> [WHAT IS REQUIRED]:
Copy all lines of the listing that include the string "растение".
-------- RECORDS FOR THIS EXERCISE
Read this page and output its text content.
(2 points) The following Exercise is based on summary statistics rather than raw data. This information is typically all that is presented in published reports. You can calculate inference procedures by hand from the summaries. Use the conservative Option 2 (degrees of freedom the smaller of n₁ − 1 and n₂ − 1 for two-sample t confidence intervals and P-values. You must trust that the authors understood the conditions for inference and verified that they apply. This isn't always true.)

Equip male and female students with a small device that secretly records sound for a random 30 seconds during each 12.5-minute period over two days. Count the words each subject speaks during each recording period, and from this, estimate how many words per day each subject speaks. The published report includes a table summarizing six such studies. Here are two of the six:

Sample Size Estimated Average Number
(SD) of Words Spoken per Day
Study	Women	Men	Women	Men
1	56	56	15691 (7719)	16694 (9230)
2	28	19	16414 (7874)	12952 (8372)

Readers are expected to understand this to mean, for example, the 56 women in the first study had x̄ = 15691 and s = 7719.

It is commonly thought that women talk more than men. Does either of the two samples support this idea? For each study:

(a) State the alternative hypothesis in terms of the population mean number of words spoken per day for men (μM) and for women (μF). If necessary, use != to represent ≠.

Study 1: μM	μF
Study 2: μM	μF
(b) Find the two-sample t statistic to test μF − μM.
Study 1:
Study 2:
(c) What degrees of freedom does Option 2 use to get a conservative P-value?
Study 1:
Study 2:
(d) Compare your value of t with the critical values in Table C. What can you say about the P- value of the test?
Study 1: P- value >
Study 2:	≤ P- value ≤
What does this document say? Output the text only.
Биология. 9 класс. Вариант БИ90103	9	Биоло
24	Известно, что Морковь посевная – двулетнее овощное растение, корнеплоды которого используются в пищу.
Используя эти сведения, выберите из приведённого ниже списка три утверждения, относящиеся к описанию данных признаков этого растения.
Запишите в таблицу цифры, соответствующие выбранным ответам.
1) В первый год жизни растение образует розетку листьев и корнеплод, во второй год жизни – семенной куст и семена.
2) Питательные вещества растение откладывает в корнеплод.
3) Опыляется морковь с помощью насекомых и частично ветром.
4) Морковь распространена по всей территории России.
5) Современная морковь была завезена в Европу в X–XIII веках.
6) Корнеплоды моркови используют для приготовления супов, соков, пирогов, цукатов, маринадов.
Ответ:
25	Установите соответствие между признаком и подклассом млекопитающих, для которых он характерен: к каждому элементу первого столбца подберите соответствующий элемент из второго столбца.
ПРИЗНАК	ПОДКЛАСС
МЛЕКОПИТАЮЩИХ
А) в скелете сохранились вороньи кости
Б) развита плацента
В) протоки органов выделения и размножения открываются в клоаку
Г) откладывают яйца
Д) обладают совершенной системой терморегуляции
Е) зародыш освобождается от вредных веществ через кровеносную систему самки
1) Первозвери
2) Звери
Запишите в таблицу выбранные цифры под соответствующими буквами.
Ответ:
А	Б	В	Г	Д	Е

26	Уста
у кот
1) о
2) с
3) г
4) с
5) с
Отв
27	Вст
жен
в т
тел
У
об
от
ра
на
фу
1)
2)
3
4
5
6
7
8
----------------
> [EXERCISE ANSWER]:
24	Известно, что Морковь посевная – двулетнее овощное растение, корнеплоды которого используются в пищу.
1) В первый год жизни растение образует розетку листьев и корнеплод, во второй год жизни – семенной куст и семена.
2) Питательные вещества растение откладывает в корнеплод.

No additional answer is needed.